_Task description_
Look through the material below. Copy each line that contains the string "this".

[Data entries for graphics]
═══

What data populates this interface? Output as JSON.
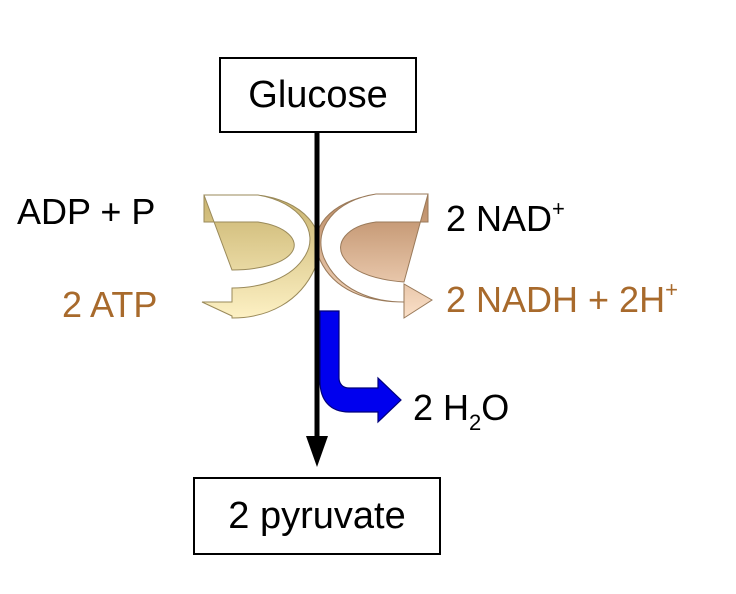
{
  "colors": {
    "line": "#000000",
    "product_text": "#a86a2c",
    "water_arrow": "#0000ee",
    "atp_arrow_dark": "#c9b36e",
    "atp_arrow_light": "#fdf1c4",
    "nadh_arrow_dark": "#b88760",
    "nadh_arrow_light": "#fbe0c8"
  },
  "nodes": {
    "substrate": "Glucose",
    "product": "2 pyruvate"
  },
  "inputs": {
    "left": "ADP + P",
    "right_main": "2 NAD",
    "right_sup": "+"
  },
  "outputs": {
    "left": "2 ATP",
    "right_main": "2 NADH + 2H",
    "right_sup": "+",
    "water_prefix": "2 H",
    "water_sub": "2",
    "water_suffix": "O"
  }
}
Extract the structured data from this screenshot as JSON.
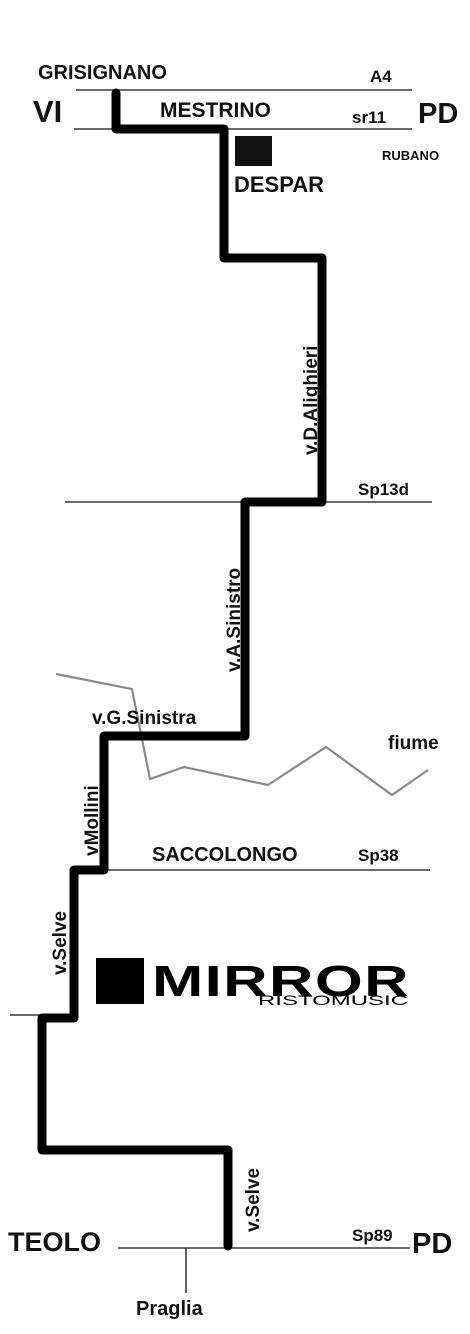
{
  "map": {
    "top_left_town": "GRISIGNANO",
    "left_city": "VI",
    "top_road": "MESTRINO",
    "motorway": "A4",
    "state_road": "sr11",
    "right_city_top": "PD",
    "right_town_top": "RUBANO",
    "supermarket": "DESPAR",
    "street_alighieri": "v.D.Alighieri",
    "road_sp13d": "Sp13d",
    "street_sinistro": "v.A.Sinistro",
    "street_g_sinistra": "v.G.Sinistra",
    "river": "fiume",
    "street_mollini": "vMollini",
    "town_saccolongo": "SACCOLONGO",
    "road_sp38": "Sp38",
    "street_selve_upper": "v.Selve",
    "venue_name": "MIRROR",
    "venue_subtitle": "RISTOMUSIC",
    "street_selve_lower": "v.Selve",
    "bottom_left_town": "TEOLO",
    "road_sp89": "Sp89",
    "right_city_bottom": "PD",
    "abbey": "Praglia"
  }
}
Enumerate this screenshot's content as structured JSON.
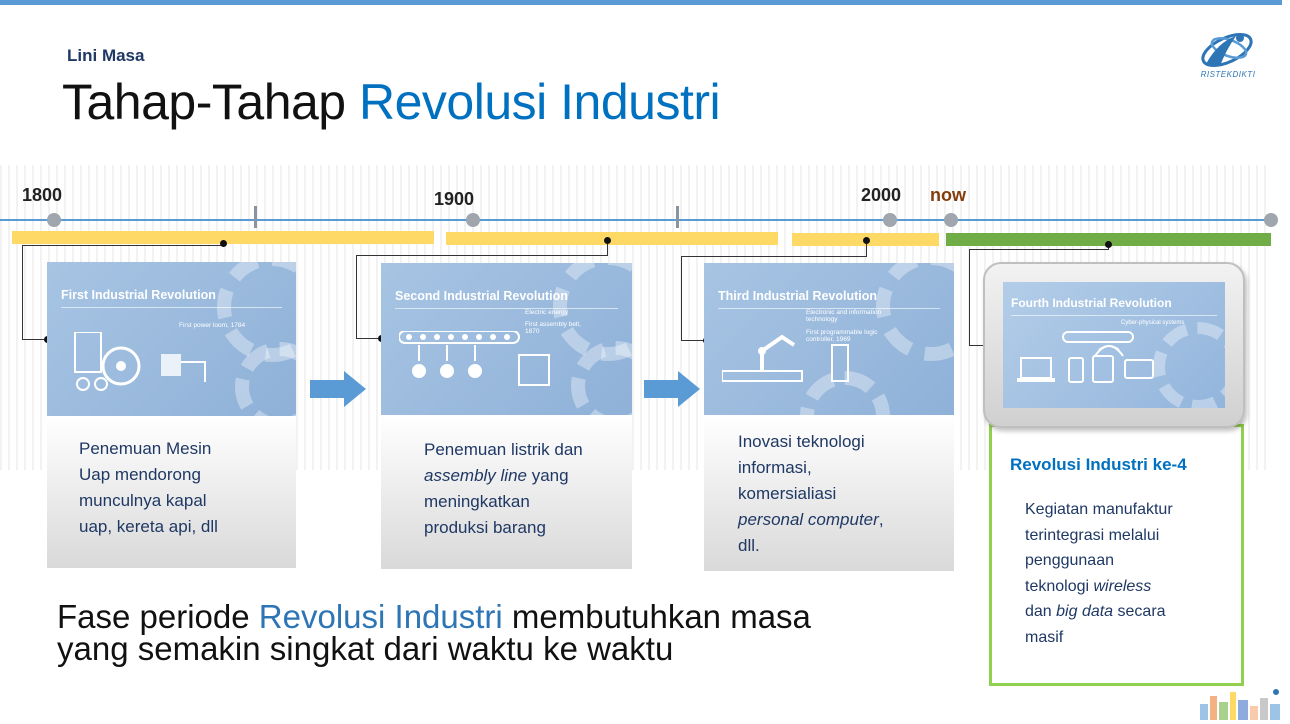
{
  "header": {
    "subtitle": "Lini Masa",
    "title_prefix": "Tahap-Tahap ",
    "title_accent": "Revolusi Industri",
    "logo_text": "RISTEKDIKTI"
  },
  "timeline": {
    "labels": [
      "1800",
      "1900",
      "2000",
      "now"
    ]
  },
  "cards": [
    {
      "image_title": "First Industrial Revolution",
      "image_caption": "First power loom, 1784",
      "lines": [
        "Penemuan Mesin",
        "Uap mendorong",
        "munculnya kapal",
        "uap, kereta api, dll"
      ]
    },
    {
      "image_title": "Second Industrial Revolution",
      "image_caption_1": "Electric energy",
      "image_caption_2": "First assembly belt, 1870",
      "line1": "Penemuan listrik dan",
      "line2_italic": "assembly line",
      "line2_rest": " yang",
      "line3": "meningkatkan",
      "line4": "produksi barang"
    },
    {
      "image_title": "Third Industrial Revolution",
      "image_caption_1": "Electronic and information technology",
      "image_caption_2": "First programmable logic controller, 1969",
      "line1": "Inovasi teknologi",
      "line2": "informasi,",
      "line3": "komersialiasi",
      "line4_italic": "personal computer",
      "line4_rest": ",",
      "line5": "dll."
    },
    {
      "image_title": "Fourth Industrial Revolution",
      "image_caption": "Cyber-physical systems",
      "heading": "Revolusi Industri ke-4",
      "line1": "Kegiatan manufaktur",
      "line2": "terintegrasi melalui",
      "line3": "penggunaan",
      "line4_prefix": "teknologi ",
      "line4_italic": "wireless",
      "line5_prefix": "dan ",
      "line5_italic": "big data",
      "line5_rest": " secara",
      "line6": "masif"
    }
  ],
  "footer": {
    "line1_prefix": "Fase periode ",
    "line1_accent": "Revolusi Industri",
    "line1_rest": " membutuhkan masa",
    "line2": "yang semakin singkat dari waktu ke waktu"
  },
  "colors": {
    "accent_blue": "#0070c0",
    "timeline_blue": "#5b9bd5",
    "bar_yellow": "#ffd966",
    "bar_green": "#70ad47",
    "card4_border": "#92d050",
    "now_label": "#843c0c"
  }
}
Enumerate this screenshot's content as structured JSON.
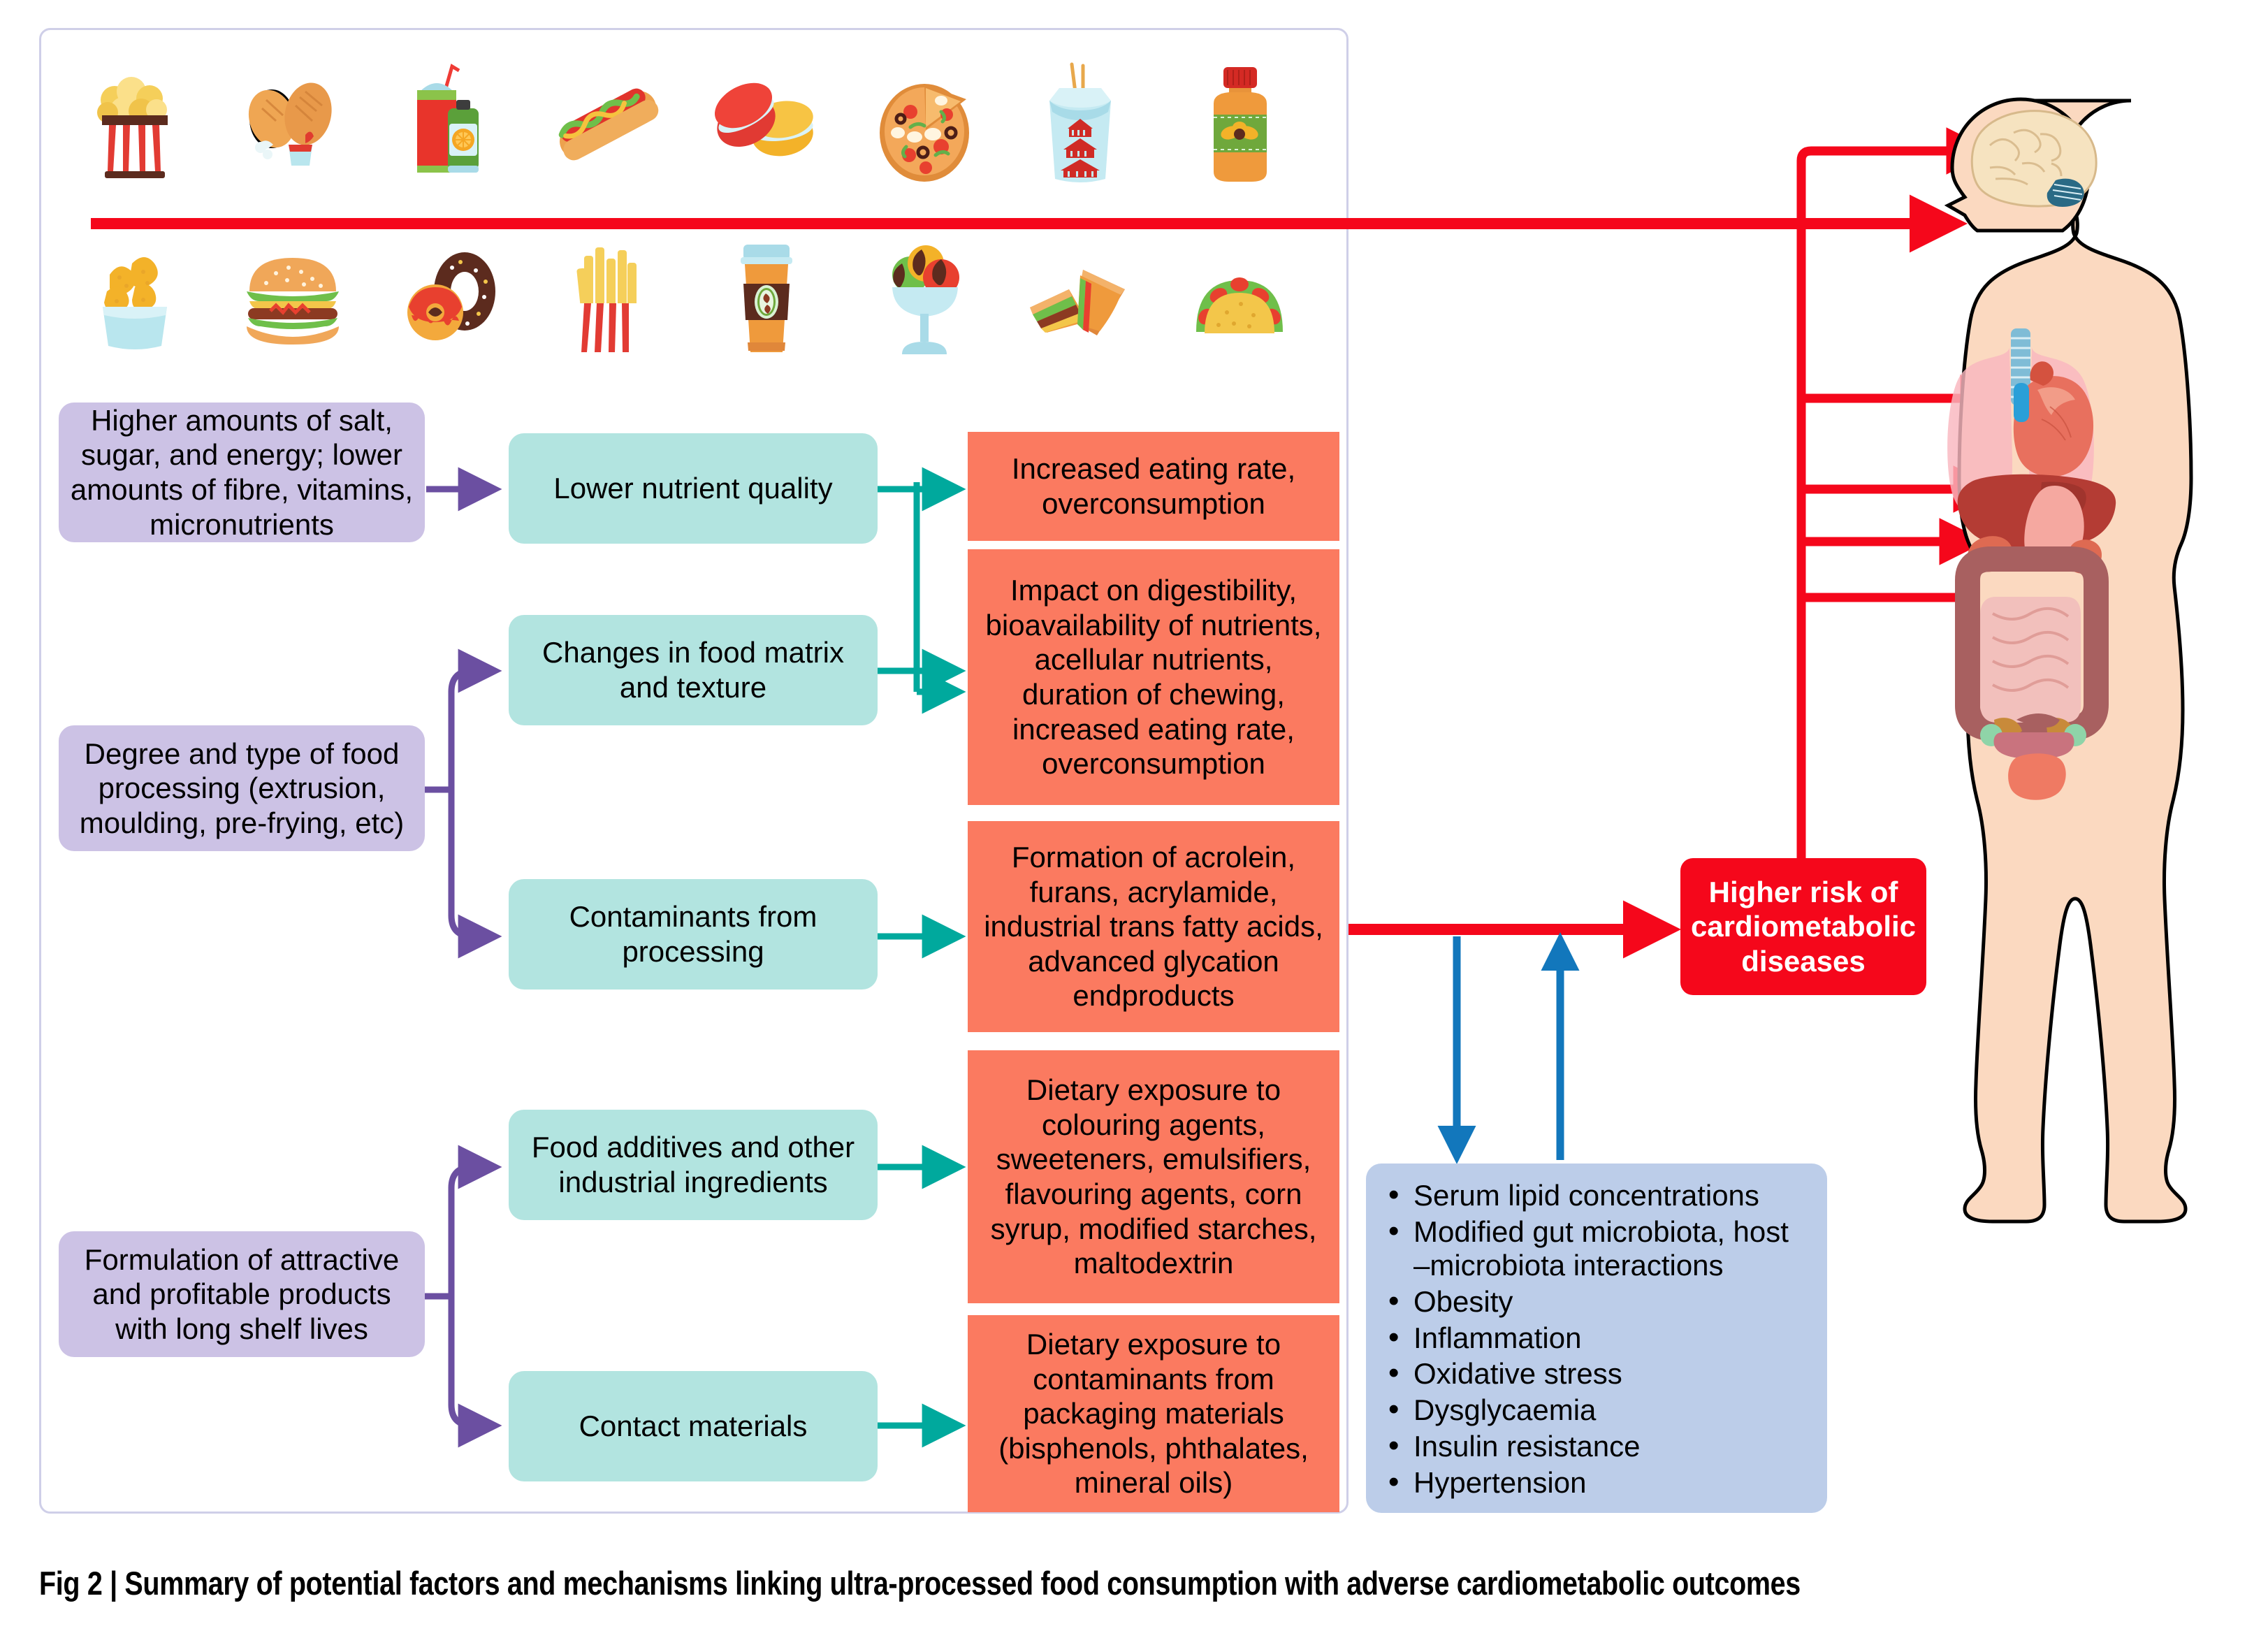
{
  "figure": {
    "caption": "Fig 2 | Summary of potential factors and mechanisms linking ultra-processed food consumption with adverse cardiometabolic outcomes"
  },
  "colors": {
    "purple_box": "#ccc2e5",
    "purple_line": "#6b4fa1",
    "teal_box": "#b2e4e0",
    "teal_line": "#00a99d",
    "orange_box": "#fb7a60",
    "blue_box": "#bccde9",
    "blue_line": "#1277bc",
    "red": "#f5071b",
    "frame": "#cfcfe8"
  },
  "food_icons": {
    "row1": [
      {
        "name": "popcorn-icon",
        "label": "Popcorn"
      },
      {
        "name": "fried-chicken-icon",
        "label": "Fried chicken"
      },
      {
        "name": "soda-cup-and-bottle-icon",
        "label": "Soft drink cup and bottle"
      },
      {
        "name": "hot-dog-icon",
        "label": "Hot dog"
      },
      {
        "name": "macarons-icon",
        "label": "Macarons"
      },
      {
        "name": "pizza-icon",
        "label": "Pizza"
      },
      {
        "name": "takeaway-noodle-box-icon",
        "label": "Takeaway noodle box"
      },
      {
        "name": "sauce-jar-icon",
        "label": "Sauce jar"
      }
    ],
    "row2": [
      {
        "name": "chicken-nuggets-icon",
        "label": "Chicken nuggets"
      },
      {
        "name": "hamburger-icon",
        "label": "Hamburger"
      },
      {
        "name": "doughnuts-icon",
        "label": "Doughnuts"
      },
      {
        "name": "french-fries-icon",
        "label": "French fries"
      },
      {
        "name": "coffee-cup-icon",
        "label": "Coffee cup"
      },
      {
        "name": "ice-cream-sundae-icon",
        "label": "Ice cream sundae"
      },
      {
        "name": "sandwich-icon",
        "label": "Sandwich"
      },
      {
        "name": "taco-icon",
        "label": "Taco"
      }
    ]
  },
  "drivers": [
    {
      "id": "nutrients",
      "text": "Higher amounts of salt, sugar, and energy; lower amounts of fibre, vitamins, micronutrients"
    },
    {
      "id": "processing",
      "text": "Degree and type of food processing (extrusion, moulding, pre-frying, etc)"
    },
    {
      "id": "formulation",
      "text": "Formulation of attractive and profitable products with long shelf lives"
    }
  ],
  "mechanisms": [
    {
      "id": "nutrient-quality",
      "text": "Lower nutrient quality"
    },
    {
      "id": "food-matrix",
      "text": "Changes in food matrix and texture"
    },
    {
      "id": "contaminants",
      "text": "Contaminants from processing"
    },
    {
      "id": "additives",
      "text": "Food additives and other industrial ingredients"
    },
    {
      "id": "contact-materials",
      "text": "Contact materials"
    }
  ],
  "effects": [
    {
      "id": "eating-rate",
      "text": "Increased eating rate, overconsumption"
    },
    {
      "id": "digestibility",
      "text": "Impact on digestibility, bioavailability of nutrients, acellular nutrients, duration of chewing, increased eating rate, overconsumption"
    },
    {
      "id": "acrolein",
      "text": "Formation of acrolein, furans, acrylamide, industrial trans fatty acids, advanced glycation endproducts"
    },
    {
      "id": "colouring-agents",
      "text": "Dietary exposure to colouring agents, sweeteners, emulsifiers, flavouring agents, corn syrup, modified starches, maltodextrin"
    },
    {
      "id": "packaging",
      "text": "Dietary exposure to contaminants from packaging materials (bisphenols, phthalates, mineral oils)"
    }
  ],
  "outcomes": {
    "items": [
      "Serum lipid concentrations",
      "Modified gut microbiota, host –microbiota interactions",
      "Obesity",
      "Inflammation",
      "Oxidative stress",
      "Dysglycaemia",
      "Insulin resistance",
      "Hypertension"
    ]
  },
  "risk": {
    "text": "Higher risk of cardiometabolic diseases"
  },
  "body_targets": [
    {
      "name": "brain-organ",
      "label": "Brain"
    },
    {
      "name": "mouth-organ",
      "label": "Mouth"
    },
    {
      "name": "heart-organ",
      "label": "Heart"
    },
    {
      "name": "liver-organ",
      "label": "Liver"
    },
    {
      "name": "stomach-organ",
      "label": "Stomach"
    },
    {
      "name": "intestines-organ",
      "label": "Intestines"
    }
  ]
}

═══

_Task solution_
What data populates this interface? Output as JSON.
Extract the structured data from this screenshot as JSON.
Enumerate this screenshot's content as structured JSON.
Enumerate this screenshot's content as structured JSON.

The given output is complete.